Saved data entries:
↓↓↓

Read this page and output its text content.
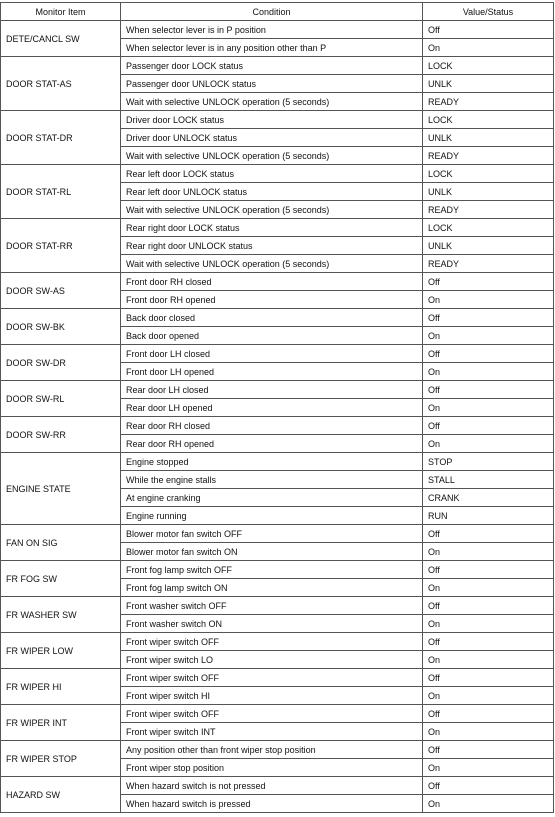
Monitor Item	Condition	Value/Status
DETE/CANCL SW	When selector lever is in P position	Off
	When selector lever is in any position other than P	On
DOOR STAT-AS	Passenger door LOCK status	LOCK
	Passenger door UNLOCK status	UNLK
	Wait with selective UNLOCK operation (5 seconds)	READY
DOOR STAT-DR	Driver door LOCK status	LOCK
	Driver door UNLOCK status	UNLK
	Wait with selective UNLOCK operation (5 seconds)	READY
DOOR STAT-RL	Rear left door LOCK status	LOCK
	Rear left door UNLOCK status	UNLK
	Wait with selective UNLOCK operation (5 seconds)	READY
DOOR STAT-RR	Rear right door LOCK status	LOCK
	Rear right door UNLOCK status	UNLK
	Wait with selective UNLOCK operation (5 seconds)	READY
DOOR SW-AS	Front door RH closed	Off
	Front door RH opened	On
DOOR SW-BK	Back door closed	Off
	Back door opened	On
DOOR SW-DR	Front door LH closed	Off
	Front door LH opened	On
DOOR SW-RL	Rear door LH closed	Off
	Rear door LH opened	On
DOOR SW-RR	Rear door RH closed	Off
	Rear door RH opened	On
ENGINE STATE	Engine stopped	STOP
	While the engine stalls	STALL
	At engine cranking	CRANK
	Engine running	RUN
FAN ON SIG	Blower motor fan switch OFF	Off
	Blower motor fan switch ON	On
FR FOG SW	Front fog lamp switch OFF	Off
	Front fog lamp switch ON	On
FR WASHER SW	Front washer switch OFF	Off
	Front washer switch ON	On
FR WIPER LOW	Front wiper switch OFF	Off
	Front wiper switch LO	On
FR WIPER HI	Front wiper switch OFF	Off
	Front wiper switch HI	On
FR WIPER INT	Front wiper switch OFF	Off
	Front wiper switch INT	On
FR WIPER STOP	Any position other than front wiper stop position	Off
	Front wiper stop position	On
HAZARD SW	When hazard switch is not pressed	Off
	When hazard switch is pressed	On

↑↑↑

__What is asked__:
Reproduce the entries above without change, omitting all pictures.

__Completed task__:
Read this page and output its text content.
Monitor Item	Condition	Value/Status
DETE/CANCL SW	When selector lever is in P position	Off
	When selector lever is in any position other than P	On
DOOR STAT-AS	Passenger door LOCK status	LOCK
	Passenger door UNLOCK status	UNLK
	Wait with selective UNLOCK operation (5 seconds)	READY
DOOR STAT-DR	Driver door LOCK status	LOCK
	Driver door UNLOCK status	UNLK
	Wait with selective UNLOCK operation (5 seconds)	READY
DOOR STAT-RL	Rear left door LOCK status	LOCK
	Rear left door UNLOCK status	UNLK
	Wait with selective UNLOCK operation (5 seconds)	READY
DOOR STAT-RR	Rear right door LOCK status	LOCK
	Rear right door UNLOCK status	UNLK
	Wait with selective UNLOCK operation (5 seconds)	READY
DOOR SW-AS	Front door RH closed	Off
	Front door RH opened	On
DOOR SW-BK	Back door closed	Off
	Back door opened	On
DOOR SW-DR	Front door LH closed	Off
	Front door LH opened	On
DOOR SW-RL	Rear door LH closed	Off
	Rear door LH opened	On
DOOR SW-RR	Rear door RH closed	Off
	Rear door RH opened	On
ENGINE STATE	Engine stopped	STOP
	While the engine stalls	STALL
	At engine cranking	CRANK
	Engine running	RUN
FAN ON SIG	Blower motor fan switch OFF	Off
	Blower motor fan switch ON	On
FR FOG SW	Front fog lamp switch OFF	Off
	Front fog lamp switch ON	On
FR WASHER SW	Front washer switch OFF	Off
	Front washer switch ON	On
FR WIPER LOW	Front wiper switch OFF	Off
	Front wiper switch LO	On
FR WIPER HI	Front wiper switch OFF	Off
	Front wiper switch HI	On
FR WIPER INT	Front wiper switch OFF	Off
	Front wiper switch INT	On
FR WIPER STOP	Any position other than front wiper stop position	Off
	Front wiper stop position	On
HAZARD SW	When hazard switch is not pressed	Off
	When hazard switch is pressed	On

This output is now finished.